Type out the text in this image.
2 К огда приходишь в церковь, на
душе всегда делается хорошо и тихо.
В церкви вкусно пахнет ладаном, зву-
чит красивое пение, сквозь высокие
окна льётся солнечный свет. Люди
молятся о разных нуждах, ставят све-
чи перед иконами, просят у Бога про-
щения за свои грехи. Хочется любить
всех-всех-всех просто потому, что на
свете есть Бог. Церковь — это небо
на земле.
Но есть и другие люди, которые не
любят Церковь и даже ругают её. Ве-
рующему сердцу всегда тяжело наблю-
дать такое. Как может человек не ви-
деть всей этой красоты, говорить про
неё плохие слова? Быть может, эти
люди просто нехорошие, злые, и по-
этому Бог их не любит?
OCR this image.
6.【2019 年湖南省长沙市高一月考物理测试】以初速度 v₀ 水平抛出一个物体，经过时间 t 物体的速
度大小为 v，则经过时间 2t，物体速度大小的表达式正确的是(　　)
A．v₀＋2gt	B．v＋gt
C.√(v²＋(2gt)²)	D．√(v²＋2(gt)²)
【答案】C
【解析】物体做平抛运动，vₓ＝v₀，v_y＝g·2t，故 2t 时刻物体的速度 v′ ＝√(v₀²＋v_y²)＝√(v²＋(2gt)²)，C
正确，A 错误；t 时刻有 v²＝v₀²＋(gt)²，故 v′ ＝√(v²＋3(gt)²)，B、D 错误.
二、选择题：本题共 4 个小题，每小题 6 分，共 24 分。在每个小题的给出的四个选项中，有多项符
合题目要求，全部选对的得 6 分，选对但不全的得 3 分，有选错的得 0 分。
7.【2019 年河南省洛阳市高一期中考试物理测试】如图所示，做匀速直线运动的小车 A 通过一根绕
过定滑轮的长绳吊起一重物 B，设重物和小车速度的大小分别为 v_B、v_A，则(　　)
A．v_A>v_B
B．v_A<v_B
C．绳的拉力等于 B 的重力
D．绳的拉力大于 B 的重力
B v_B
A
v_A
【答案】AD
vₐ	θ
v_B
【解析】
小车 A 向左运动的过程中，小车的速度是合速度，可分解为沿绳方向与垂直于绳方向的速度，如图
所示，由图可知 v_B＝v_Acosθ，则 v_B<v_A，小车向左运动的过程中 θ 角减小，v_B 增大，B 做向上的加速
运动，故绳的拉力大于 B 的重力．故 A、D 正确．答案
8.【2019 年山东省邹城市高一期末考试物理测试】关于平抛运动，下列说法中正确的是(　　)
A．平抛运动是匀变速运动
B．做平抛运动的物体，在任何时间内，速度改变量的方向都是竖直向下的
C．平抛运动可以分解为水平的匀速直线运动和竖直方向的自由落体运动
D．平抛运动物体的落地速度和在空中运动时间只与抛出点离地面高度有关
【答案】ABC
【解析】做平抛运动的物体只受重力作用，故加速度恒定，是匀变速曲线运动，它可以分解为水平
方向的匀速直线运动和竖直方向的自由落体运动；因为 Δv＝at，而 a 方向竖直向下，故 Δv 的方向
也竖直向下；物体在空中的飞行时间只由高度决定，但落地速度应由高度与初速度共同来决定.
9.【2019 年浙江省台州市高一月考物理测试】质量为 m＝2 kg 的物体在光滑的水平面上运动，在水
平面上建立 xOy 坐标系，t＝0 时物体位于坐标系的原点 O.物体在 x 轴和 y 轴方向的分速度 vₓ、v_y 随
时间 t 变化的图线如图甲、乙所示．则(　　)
= = = =
WHAT THIS TASK INVOLVES: Write each line above out exactly.

OUTPUT OF THE EXERCISE:
Type out the text in this image.
2 К огда приходишь в церковь, на
душе всегда делается хорошо и тихо.
В церкви вкусно пахнет ладаном, зву-
чит красивое пение, сквозь высокие
окна льётся солнечный свет. Люди
молятся о разных нуждах, ставят све-
чи перед иконами, просят у Бога про-
щения за свои грехи. Хочется любить
всех-всех-всех просто потому, что на
свете есть Бог. Церковь — это небо
на земле.
Но есть и другие люди, которые не
любят Церковь и даже ругают её. Ве-
рующему сердцу всегда тяжело наблю-
дать такое. Как может человек не ви-
деть всей этой красоты, говорить про
неё плохие слова? Быть может, эти
люди просто нехорошие, злые, и по-
этому Бог их не любит?
OCR this image.
6.【2019 年湖南省长沙市高一月考物理测试】以初速度 v₀ 水平抛出一个物体，经过时间 t 物体的速
度大小为 v，则经过时间 2t，物体速度大小的表达式正确的是(　　)
A．v₀＋2gt	B．v＋gt
C.√(v²＋(2gt)²)	D．√(v²＋2(gt)²)
【答案】C
【解析】物体做平抛运动，vₓ＝v₀，v_y＝g·2t，故 2t 时刻物体的速度 v′ ＝√(v₀²＋v_y²)＝√(v²＋(2gt)²)，C
正确，A 错误；t 时刻有 v²＝v₀²＋(gt)²，故 v′ ＝√(v²＋3(gt)²)，B、D 错误.
二、选择题：本题共 4 个小题，每小题 6 分，共 24 分。在每个小题的给出的四个选项中，有多项符
合题目要求，全部选对的得 6 分，选对但不全的得 3 分，有选错的得 0 分。
7.【2019 年河南省洛阳市高一期中考试物理测试】如图所示，做匀速直线运动的小车 A 通过一根绕
过定滑轮的长绳吊起一重物 B，设重物和小车速度的大小分别为 v_B、v_A，则(　　)
A．v_A>v_B
B．v_A<v_B
C．绳的拉力等于 B 的重力
D．绳的拉力大于 B 的重力
B v_B
A
v_A
【答案】AD
vₐ	θ
v_B
【解析】
小车 A 向左运动的过程中，小车的速度是合速度，可分解为沿绳方向与垂直于绳方向的速度，如图
所示，由图可知 v_B＝v_Acosθ，则 v_B<v_A，小车向左运动的过程中 θ 角减小，v_B 增大，B 做向上的加速
运动，故绳的拉力大于 B 的重力．故 A、D 正确．答案
8.【2019 年山东省邹城市高一期末考试物理测试】关于平抛运动，下列说法中正确的是(　　)
A．平抛运动是匀变速运动
B．做平抛运动的物体，在任何时间内，速度改变量的方向都是竖直向下的
C．平抛运动可以分解为水平的匀速直线运动和竖直方向的自由落体运动
D．平抛运动物体的落地速度和在空中运动时间只与抛出点离地面高度有关
【答案】ABC
【解析】做平抛运动的物体只受重力作用，故加速度恒定，是匀变速曲线运动，它可以分解为水平
方向的匀速直线运动和竖直方向的自由落体运动；因为 Δv＝at，而 a 方向竖直向下，故 Δv 的方向
也竖直向下；物体在空中的飞行时间只由高度决定，但落地速度应由高度与初速度共同来决定.
9.【2019 年浙江省台州市高一月考物理测试】质量为 m＝2 kg 的物体在光滑的水平面上运动，在水
平面上建立 xOy 坐标系，t＝0 时物体位于坐标系的原点 O.物体在 x 轴和 y 轴方向的分速度 vₓ、v_y 随
时间 t 变化的图线如图甲、乙所示．则(　　)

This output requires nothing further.